# [Material for this task]
****************

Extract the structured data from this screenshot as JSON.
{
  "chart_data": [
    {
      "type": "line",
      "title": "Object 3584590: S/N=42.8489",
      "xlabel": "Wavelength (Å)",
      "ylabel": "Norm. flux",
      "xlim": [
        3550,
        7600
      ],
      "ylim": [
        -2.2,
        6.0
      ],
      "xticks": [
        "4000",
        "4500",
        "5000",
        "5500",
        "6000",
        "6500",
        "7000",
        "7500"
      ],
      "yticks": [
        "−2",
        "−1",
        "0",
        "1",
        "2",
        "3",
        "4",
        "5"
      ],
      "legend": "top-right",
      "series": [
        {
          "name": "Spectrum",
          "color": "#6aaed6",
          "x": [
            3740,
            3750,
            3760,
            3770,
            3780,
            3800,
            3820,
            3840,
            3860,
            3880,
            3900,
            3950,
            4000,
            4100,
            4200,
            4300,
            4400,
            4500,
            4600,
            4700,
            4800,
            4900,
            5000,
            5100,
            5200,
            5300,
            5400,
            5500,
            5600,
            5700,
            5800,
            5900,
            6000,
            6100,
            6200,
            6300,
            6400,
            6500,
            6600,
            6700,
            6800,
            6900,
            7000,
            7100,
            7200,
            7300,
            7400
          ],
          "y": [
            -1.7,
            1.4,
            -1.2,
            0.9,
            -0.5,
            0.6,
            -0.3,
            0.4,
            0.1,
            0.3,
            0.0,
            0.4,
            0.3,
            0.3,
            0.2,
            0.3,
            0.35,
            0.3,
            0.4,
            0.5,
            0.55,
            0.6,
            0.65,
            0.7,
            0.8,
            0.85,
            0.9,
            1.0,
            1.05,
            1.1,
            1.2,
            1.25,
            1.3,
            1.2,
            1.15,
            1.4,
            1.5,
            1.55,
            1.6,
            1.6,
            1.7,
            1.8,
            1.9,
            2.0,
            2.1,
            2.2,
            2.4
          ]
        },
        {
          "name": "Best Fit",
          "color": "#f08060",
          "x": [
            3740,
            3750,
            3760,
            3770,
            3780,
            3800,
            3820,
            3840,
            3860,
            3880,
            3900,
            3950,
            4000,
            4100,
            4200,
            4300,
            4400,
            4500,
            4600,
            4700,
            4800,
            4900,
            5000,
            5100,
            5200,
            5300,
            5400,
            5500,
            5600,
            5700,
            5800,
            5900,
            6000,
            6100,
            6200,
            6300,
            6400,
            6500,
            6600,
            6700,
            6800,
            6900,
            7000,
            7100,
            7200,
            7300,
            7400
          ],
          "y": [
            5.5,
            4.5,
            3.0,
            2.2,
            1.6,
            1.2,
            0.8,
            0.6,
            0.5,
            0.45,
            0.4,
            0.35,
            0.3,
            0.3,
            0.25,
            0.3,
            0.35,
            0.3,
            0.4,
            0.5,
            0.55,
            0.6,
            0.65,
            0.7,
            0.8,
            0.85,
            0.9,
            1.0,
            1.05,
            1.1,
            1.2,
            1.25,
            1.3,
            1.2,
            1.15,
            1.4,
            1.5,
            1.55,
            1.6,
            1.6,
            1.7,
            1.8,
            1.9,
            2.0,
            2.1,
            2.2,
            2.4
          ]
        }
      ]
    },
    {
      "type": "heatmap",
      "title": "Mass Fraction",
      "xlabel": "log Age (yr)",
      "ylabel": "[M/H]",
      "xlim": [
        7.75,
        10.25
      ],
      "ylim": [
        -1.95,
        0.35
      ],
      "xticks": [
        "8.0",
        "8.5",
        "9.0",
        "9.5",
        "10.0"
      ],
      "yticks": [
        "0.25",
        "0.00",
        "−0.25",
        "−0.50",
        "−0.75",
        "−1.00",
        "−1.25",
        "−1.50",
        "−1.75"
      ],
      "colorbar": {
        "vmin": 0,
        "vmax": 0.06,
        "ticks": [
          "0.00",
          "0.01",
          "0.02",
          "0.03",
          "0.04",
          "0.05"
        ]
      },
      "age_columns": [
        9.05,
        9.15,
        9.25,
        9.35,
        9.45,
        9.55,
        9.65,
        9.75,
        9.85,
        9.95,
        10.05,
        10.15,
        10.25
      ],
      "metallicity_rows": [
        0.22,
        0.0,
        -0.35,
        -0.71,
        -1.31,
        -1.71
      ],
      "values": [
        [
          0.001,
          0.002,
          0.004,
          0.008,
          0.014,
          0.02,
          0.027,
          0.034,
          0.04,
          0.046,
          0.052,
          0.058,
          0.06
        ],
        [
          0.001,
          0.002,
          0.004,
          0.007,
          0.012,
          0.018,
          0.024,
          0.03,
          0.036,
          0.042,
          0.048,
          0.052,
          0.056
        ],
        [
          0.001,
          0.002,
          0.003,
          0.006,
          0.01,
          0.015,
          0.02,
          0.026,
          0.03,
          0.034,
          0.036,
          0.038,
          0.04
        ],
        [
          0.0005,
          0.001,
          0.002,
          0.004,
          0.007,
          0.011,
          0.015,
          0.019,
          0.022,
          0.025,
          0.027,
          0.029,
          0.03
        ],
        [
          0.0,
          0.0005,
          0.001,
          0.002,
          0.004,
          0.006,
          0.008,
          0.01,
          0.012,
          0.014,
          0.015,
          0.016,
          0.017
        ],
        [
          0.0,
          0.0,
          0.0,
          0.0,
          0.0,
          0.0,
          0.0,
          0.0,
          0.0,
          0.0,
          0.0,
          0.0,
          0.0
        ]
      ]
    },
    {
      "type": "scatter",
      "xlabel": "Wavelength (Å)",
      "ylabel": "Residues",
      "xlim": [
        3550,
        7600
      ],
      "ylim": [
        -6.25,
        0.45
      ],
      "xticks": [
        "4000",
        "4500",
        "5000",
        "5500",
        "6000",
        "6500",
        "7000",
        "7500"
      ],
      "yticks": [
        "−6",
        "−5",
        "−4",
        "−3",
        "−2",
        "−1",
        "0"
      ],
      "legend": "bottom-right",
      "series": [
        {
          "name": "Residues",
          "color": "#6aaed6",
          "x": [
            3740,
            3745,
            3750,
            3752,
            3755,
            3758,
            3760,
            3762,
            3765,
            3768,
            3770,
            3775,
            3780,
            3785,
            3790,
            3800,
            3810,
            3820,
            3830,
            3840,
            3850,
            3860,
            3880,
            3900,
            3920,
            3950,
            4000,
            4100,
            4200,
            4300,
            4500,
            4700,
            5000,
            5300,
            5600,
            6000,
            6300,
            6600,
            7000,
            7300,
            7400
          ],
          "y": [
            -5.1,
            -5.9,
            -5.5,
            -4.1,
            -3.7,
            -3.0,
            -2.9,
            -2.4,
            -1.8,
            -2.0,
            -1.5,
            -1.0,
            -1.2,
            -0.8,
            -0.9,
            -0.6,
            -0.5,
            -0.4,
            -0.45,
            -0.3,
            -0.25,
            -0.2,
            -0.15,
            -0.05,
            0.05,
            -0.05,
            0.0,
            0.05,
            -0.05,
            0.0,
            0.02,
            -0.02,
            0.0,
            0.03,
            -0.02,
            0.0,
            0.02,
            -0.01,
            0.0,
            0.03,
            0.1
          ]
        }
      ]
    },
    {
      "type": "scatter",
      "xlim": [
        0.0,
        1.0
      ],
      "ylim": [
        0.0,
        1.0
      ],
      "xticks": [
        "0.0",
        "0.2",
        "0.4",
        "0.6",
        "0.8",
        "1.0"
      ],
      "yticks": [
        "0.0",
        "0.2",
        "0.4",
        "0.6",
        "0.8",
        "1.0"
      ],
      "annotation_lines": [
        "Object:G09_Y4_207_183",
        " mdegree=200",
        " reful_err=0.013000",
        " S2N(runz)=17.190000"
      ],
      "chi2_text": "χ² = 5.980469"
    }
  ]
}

****************

# [What you need to do]
Copy all the lines above that hold the string "name".

# [Output for this exercise]
          "name": "Spectrum",
          "name": "Best Fit",
          "name": "Residues",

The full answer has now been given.